>> START Task input

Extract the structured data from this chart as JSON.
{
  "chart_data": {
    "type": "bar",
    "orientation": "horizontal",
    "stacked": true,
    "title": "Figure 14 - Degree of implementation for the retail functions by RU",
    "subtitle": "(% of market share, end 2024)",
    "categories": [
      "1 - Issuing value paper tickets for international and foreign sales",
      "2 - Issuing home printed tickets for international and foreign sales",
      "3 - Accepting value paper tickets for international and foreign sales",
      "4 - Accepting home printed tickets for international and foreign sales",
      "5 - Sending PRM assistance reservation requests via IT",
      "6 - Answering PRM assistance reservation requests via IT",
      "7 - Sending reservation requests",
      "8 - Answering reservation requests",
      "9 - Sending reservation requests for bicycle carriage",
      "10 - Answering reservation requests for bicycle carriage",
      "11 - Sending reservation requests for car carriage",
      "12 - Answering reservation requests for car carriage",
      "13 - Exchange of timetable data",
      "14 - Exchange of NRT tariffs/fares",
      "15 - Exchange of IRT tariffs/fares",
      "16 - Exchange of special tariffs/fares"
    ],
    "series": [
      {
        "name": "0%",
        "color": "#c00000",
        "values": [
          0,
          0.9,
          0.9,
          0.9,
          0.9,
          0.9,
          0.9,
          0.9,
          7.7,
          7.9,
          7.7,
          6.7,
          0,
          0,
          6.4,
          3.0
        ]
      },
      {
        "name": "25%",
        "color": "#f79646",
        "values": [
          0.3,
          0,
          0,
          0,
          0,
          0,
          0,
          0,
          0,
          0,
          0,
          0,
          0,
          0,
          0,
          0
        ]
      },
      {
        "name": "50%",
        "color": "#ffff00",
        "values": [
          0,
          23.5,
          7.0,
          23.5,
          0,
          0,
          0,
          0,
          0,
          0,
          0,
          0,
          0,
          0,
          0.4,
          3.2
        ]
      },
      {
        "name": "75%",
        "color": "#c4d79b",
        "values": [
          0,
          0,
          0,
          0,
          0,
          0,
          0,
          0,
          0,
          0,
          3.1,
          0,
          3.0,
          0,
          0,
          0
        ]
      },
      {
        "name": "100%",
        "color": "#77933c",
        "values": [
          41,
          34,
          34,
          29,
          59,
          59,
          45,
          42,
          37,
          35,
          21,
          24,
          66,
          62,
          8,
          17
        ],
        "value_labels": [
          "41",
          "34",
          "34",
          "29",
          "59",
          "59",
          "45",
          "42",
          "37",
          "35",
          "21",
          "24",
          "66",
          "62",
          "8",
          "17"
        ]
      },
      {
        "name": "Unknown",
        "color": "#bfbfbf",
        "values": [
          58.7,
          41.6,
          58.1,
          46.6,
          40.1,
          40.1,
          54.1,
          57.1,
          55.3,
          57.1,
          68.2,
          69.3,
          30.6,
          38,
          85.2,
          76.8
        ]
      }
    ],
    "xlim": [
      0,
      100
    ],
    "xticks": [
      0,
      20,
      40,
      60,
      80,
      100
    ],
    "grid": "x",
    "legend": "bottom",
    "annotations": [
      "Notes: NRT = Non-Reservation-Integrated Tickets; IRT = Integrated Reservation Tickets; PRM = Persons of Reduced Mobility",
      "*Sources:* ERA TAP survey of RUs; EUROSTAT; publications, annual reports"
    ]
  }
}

>> END Task input

Copy out every line where the word "bicycle" occurs.

      "9 - Sending reservation requests for bicycle carriage",
      "10 - Answering reservation requests for bicycle carriage",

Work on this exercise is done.